• **TASK INSTRUCTIONS**
a - Answer these questions using the passage on West Nile and Rift Valley fever viruses.
(i) In what country and year was West Nile virus first isolated?
(ii) To which family and genus does Rift Valley fever virus belong?
(iii) Where and when did Rift Valley fever first emerge outside Africa?
b - Write what comes next in the passage on West Nile and Rift Valley fever viruses, beginning right after its last sentence.

West Nile virus (WNV) and Rift Valley fever virus (RVFV) are two arthropod-borne RNA viruses transmitted mainly by mosquitoes. WNV (Flaviviridae family, Flavivirus genus) was first isolated in Uganda in 1937 [1] and is now the most widely distributed arbovirus through the world [2]. This virus is maintained and amplified in nature within an enzootic transmission cycle, among birds and mosquitoes, whereas humans and mammals including horses are accidental dead-end hosts (reviewed in [3]). West Nile fever (WNF) was not of public health concern until its unexpected emergence outside its native range of distribution. In the early 1990s, outbreaks began to occur more frequently, especially in the Mediterranean Basin. In the Maghreb, human cases of meningo-encephalitis with fatalities occurred in Algeria in 1994 [4] and in Tunisia in 1997 [5] whereas epizootics in horses were reported in Morocco in 1996 [6]. In the following years, cases were reported again: in Tunisia in 2003 [7] and 2008 [8] and in Morocco in 2003 and 2010 [9], [10] indicating that WNV is still circulating in the region. RVFV (Phlebovirus genus, Bunyaviridae family), first identified in Kenya in 1931 [11] was responsible of numerous outbreaks affecting livestock and occasionally, humans in Sub-Saharan Africa. The first emergence of Rift Valley fever (RVF) outside Africa occurred in 2000–2001 in Saudi Arabia and Yemen [12]. Illegal trading of livestock between RVF-endemic regions with their bordering countries stresses the risk for RVF emergence in the Maghreb [13].

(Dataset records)
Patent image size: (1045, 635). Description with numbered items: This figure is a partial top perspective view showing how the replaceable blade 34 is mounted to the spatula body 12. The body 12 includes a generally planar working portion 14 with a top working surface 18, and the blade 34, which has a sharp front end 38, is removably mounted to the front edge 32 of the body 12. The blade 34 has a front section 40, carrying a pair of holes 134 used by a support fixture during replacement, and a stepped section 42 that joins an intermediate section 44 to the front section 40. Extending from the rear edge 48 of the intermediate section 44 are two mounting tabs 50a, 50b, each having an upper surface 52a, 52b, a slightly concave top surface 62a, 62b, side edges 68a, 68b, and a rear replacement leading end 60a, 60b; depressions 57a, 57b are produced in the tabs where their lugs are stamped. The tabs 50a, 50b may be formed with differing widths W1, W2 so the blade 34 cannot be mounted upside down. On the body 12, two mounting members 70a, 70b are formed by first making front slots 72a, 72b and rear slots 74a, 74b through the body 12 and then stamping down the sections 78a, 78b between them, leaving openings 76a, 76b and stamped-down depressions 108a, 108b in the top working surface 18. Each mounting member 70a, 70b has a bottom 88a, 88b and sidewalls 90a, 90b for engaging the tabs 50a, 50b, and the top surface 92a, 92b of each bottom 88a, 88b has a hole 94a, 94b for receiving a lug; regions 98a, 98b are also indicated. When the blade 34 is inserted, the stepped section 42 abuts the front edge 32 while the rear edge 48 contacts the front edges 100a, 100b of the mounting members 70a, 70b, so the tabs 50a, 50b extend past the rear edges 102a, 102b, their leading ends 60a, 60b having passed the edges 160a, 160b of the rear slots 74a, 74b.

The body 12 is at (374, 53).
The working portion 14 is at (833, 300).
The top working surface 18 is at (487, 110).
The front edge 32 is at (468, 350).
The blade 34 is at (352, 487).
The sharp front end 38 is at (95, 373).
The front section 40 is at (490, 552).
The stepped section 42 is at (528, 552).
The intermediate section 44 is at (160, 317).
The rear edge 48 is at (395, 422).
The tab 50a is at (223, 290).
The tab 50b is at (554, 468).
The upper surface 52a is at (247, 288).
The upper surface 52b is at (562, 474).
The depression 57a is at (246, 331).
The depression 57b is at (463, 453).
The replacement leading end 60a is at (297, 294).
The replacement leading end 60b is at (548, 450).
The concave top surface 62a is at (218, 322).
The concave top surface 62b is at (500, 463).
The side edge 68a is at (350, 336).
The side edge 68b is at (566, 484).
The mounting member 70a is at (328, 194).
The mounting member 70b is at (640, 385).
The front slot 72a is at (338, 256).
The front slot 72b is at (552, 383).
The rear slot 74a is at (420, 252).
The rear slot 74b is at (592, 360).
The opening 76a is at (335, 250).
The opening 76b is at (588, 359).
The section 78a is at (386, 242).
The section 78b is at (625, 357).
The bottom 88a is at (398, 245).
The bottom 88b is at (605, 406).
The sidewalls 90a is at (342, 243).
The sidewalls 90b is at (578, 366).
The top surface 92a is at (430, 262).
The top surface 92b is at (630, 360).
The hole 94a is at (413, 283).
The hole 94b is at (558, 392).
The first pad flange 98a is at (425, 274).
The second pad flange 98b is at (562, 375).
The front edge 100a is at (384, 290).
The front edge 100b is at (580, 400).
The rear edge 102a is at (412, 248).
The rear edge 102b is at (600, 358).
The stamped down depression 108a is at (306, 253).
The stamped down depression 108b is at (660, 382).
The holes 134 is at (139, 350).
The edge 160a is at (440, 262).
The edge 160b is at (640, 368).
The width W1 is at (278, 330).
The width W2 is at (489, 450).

• **SET OF ANSWERS**
a -
(i) Uganda, in 1937.
(ii) The Bunyaviridae family and the Phlebovirus genus.
(iii) In Saudi Arabia and Yemen, in 2000–2001.

b -
WNV and RVFV are transmitted by mosquitoes of the Culex pipiens complex including Cx. pipiens and Cx. quinquefasciatus which are ubiquitous mosquitoes in temperate and tropical regions, respectively. Cx. pipiens is the most widely distributed mosquito species in the Maghreb [14][17]. In this region, Cx. pipiens presents different eco-physiological characteristics. In urban areas, most Cx. pipiens populations colonize underground sites, are autogenous (lay first batch of eggs without taking a blood-meal), stenogamous (mate in confined spaces) and anthropophilic (biting preferentially humans) [18], [19]. Anautogenous populations (lay eggs after a blood meal) were also found in aboveground sites [20], [21]. Conversely, in rural areas, Cx. pipiens is anautogenous, stenogamous, anthropophilic or ornithophilic (biting preferentially birds) [22].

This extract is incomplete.